Task goal:
The records below need retyping in full; give them again exactly.

Stored entries

|---|

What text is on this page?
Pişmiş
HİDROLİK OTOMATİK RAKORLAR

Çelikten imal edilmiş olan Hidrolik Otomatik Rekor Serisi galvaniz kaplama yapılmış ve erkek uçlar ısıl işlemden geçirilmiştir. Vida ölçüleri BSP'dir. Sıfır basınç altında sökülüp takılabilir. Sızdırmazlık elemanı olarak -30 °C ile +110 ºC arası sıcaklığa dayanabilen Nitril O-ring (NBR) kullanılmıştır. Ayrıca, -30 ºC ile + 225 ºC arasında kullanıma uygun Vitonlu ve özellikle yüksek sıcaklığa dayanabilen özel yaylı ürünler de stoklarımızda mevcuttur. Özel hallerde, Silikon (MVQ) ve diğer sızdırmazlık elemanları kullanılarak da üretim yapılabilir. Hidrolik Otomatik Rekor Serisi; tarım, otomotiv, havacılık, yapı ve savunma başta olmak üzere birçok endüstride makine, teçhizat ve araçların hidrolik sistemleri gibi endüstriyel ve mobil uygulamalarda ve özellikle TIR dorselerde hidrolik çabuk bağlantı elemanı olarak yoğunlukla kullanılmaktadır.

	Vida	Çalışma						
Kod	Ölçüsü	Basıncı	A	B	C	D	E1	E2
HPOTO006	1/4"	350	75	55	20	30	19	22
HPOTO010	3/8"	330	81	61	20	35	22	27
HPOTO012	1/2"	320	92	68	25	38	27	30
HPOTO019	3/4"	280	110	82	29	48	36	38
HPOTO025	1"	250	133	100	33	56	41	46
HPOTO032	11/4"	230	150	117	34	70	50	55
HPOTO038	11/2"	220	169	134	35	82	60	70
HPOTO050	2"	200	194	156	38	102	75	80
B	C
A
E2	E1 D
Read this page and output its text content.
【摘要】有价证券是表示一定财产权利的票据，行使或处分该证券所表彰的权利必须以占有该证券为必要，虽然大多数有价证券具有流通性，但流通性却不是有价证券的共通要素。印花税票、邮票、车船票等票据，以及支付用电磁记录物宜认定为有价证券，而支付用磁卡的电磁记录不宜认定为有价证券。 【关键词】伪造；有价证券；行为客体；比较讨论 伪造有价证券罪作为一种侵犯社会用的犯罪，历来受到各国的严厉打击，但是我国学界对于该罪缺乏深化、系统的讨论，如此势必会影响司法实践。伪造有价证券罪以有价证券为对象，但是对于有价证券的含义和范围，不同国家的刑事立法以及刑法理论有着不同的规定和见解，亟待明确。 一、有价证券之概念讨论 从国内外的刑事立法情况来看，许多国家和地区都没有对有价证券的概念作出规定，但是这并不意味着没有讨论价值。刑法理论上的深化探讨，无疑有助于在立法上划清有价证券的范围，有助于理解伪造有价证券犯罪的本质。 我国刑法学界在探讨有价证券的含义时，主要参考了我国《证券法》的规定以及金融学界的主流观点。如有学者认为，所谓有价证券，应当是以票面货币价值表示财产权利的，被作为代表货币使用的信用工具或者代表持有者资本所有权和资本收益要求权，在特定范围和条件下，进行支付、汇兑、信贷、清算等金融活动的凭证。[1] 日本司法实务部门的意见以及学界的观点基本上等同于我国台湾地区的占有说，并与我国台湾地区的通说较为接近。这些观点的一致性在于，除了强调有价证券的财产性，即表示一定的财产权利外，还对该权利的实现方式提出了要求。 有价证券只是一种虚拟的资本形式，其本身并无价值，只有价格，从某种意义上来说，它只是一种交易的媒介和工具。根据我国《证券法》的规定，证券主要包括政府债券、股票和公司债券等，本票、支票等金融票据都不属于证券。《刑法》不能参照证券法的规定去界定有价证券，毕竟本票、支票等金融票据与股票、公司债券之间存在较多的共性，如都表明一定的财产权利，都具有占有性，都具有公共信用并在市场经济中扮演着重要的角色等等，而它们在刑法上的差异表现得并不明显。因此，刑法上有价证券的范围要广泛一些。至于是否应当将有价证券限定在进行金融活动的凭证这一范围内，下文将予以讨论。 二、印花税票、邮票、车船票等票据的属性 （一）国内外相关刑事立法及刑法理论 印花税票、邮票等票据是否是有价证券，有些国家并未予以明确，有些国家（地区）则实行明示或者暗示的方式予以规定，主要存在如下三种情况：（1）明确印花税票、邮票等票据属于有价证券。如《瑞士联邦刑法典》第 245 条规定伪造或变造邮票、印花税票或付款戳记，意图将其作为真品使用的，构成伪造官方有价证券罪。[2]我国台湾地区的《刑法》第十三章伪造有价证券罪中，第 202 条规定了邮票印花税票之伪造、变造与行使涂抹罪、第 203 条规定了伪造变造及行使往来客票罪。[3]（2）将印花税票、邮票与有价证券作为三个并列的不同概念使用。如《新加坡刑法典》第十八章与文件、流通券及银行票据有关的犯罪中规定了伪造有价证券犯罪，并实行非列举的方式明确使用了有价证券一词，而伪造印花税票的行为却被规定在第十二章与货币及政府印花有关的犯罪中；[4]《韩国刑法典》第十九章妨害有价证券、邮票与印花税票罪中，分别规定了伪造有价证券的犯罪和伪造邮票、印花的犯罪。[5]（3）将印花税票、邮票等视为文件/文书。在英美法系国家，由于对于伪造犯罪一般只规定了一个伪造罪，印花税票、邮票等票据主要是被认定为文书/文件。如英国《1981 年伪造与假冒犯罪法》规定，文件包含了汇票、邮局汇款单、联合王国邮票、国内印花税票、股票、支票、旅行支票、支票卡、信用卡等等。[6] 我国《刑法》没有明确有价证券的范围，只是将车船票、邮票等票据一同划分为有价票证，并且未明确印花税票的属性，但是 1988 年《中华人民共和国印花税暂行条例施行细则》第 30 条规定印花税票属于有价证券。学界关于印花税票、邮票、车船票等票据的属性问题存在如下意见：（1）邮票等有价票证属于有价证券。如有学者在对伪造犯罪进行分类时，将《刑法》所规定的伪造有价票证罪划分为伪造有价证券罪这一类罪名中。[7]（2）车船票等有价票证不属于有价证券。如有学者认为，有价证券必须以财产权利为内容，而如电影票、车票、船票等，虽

|---|

Output of the exercise:
What text is on this page?
Pişmiş
HİDROLİK OTOMATİK RAKORLAR

Çelikten imal edilmiş olan Hidrolik Otomatik Rekor Serisi galvaniz kaplama yapılmış ve erkek uçlar ısıl işlemden geçirilmiştir. Vida ölçüleri BSP'dir. Sıfır basınç altında sökülüp takılabilir. Sızdırmazlık elemanı olarak -30 °C ile +110 ºC arası sıcaklığa dayanabilen Nitril O-ring (NBR) kullanılmıştır. Ayrıca, -30 ºC ile + 225 ºC arasında kullanıma uygun Vitonlu ve özellikle yüksek sıcaklığa dayanabilen özel yaylı ürünler de stoklarımızda mevcuttur. Özel hallerde, Silikon (MVQ) ve diğer sızdırmazlık elemanları kullanılarak da üretim yapılabilir. Hidrolik Otomatik Rekor Serisi; tarım, otomotiv, havacılık, yapı ve savunma başta olmak üzere birçok endüstride makine, teçhizat ve araçların hidrolik sistemleri gibi endüstriyel ve mobil uygulamalarda ve özellikle TIR dorselerde hidrolik çabuk bağlantı elemanı olarak yoğunlukla kullanılmaktadır.

	Vida	Çalışma						
Kod	Ölçüsü	Basıncı	A	B	C	D	E1	E2
HPOTO006	1/4"	350	75	55	20	30	19	22
HPOTO010	3/8"	330	81	61	20	35	22	27
HPOTO012	1/2"	320	92	68	25	38	27	30
HPOTO019	3/4"	280	110	82	29	48	36	38
HPOTO025	1"	250	133	100	33	56	41	46
HPOTO032	11/4"	230	150	117	34	70	50	55
HPOTO038	11/2"	220	169	134	35	82	60	70
HPOTO050	2"	200	194	156	38	102	75	80
B	C
A
E2	E1 D
Read this page and output its text content.
【摘要】有价证券是表示一定财产权利的票据，行使或处分该证券所表彰的权利必须以占有该证券为必要，虽然大多数有价证券具有流通性，但流通性却不是有价证券的共通要素。印花税票、邮票、车船票等票据，以及支付用电磁记录物宜认定为有价证券，而支付用磁卡的电磁记录不宜认定为有价证券。 【关键词】伪造；有价证券；行为客体；比较讨论 伪造有价证券罪作为一种侵犯社会用的犯罪，历来受到各国的严厉打击，但是我国学界对于该罪缺乏深化、系统的讨论，如此势必会影响司法实践。伪造有价证券罪以有价证券为对象，但是对于有价证券的含义和范围，不同国家的刑事立法以及刑法理论有着不同的规定和见解，亟待明确。 一、有价证券之概念讨论 从国内外的刑事立法情况来看，许多国家和地区都没有对有价证券的概念作出规定，但是这并不意味着没有讨论价值。刑法理论上的深化探讨，无疑有助于在立法上划清有价证券的范围，有助于理解伪造有价证券犯罪的本质。 我国刑法学界在探讨有价证券的含义时，主要参考了我国《证券法》的规定以及金融学界的主流观点。如有学者认为，所谓有价证券，应当是以票面货币价值表示财产权利的，被作为代表货币使用的信用工具或者代表持有者资本所有权和资本收益要求权，在特定范围和条件下，进行支付、汇兑、信贷、清算等金融活动的凭证。[1] 日本司法实务部门的意见以及学界的观点基本上等同于我国台湾地区的占有说，并与我国台湾地区的通说较为接近。这些观点的一致性在于，除了强调有价证券的财产性，即表示一定的财产权利外，还对该权利的实现方式提出了要求。 有价证券只是一种虚拟的资本形式，其本身并无价值，只有价格，从某种意义上来说，它只是一种交易的媒介和工具。根据我国《证券法》的规定，证券主要包括政府债券、股票和公司债券等，本票、支票等金融票据都不属于证券。《刑法》不能参照证券法的规定去界定有价证券，毕竟本票、支票等金融票据与股票、公司债券之间存在较多的共性，如都表明一定的财产权利，都具有占有性，都具有公共信用并在市场经济中扮演着重要的角色等等，而它们在刑法上的差异表现得并不明显。因此，刑法上有价证券的范围要广泛一些。至于是否应当将有价证券限定在进行金融活动的凭证这一范围内，下文将予以讨论。 二、印花税票、邮票、车船票等票据的属性 （一）国内外相关刑事立法及刑法理论 印花税票、邮票等票据是否是有价证券，有些国家并未予以明确，有些国家（地区）则实行明示或者暗示的方式予以规定，主要存在如下三种情况：（1）明确印花税票、邮票等票据属于有价证券。如《瑞士联邦刑法典》第 245 条规定伪造或变造邮票、印花税票或付款戳记，意图将其作为真品使用的，构成伪造官方有价证券罪。[2]我国台湾地区的《刑法》第十三章伪造有价证券罪中，第 202 条规定了邮票印花税票之伪造、变造与行使涂抹罪、第 203 条规定了伪造变造及行使往来客票罪。[3]（2）将印花税票、邮票与有价证券作为三个并列的不同概念使用。如《新加坡刑法典》第十八章与文件、流通券及银行票据有关的犯罪中规定了伪造有价证券犯罪，并实行非列举的方式明确使用了有价证券一词，而伪造印花税票的行为却被规定在第十二章与货币及政府印花有关的犯罪中；[4]《韩国刑法典》第十九章妨害有价证券、邮票与印花税票罪中，分别规定了伪造有价证券的犯罪和伪造邮票、印花的犯罪。[5]（3）将印花税票、邮票等视为文件/文书。在英美法系国家，由于对于伪造犯罪一般只规定了一个伪造罪，印花税票、邮票等票据主要是被认定为文书/文件。如英国《1981 年伪造与假冒犯罪法》规定，文件包含了汇票、邮局汇款单、联合王国邮票、国内印花税票、股票、支票、旅行支票、支票卡、信用卡等等。[6] 我国《刑法》没有明确有价证券的范围，只是将车船票、邮票等票据一同划分为有价票证，并且未明确印花税票的属性，但是 1988 年《中华人民共和国印花税暂行条例施行细则》第 30 条规定印花税票属于有价证券。学界关于印花税票、邮票、车船票等票据的属性问题存在如下意见：（1）邮票等有价票证属于有价证券。如有学者在对伪造犯罪进行分类时，将《刑法》所规定的伪造有价票证罪划分为伪造有价证券罪这一类罪名中。[7]（2）车船票等有价票证不属于有价证券。如有学者认为，有价证券必须以财产权利为内容，而如电影票、车票、船票等，虽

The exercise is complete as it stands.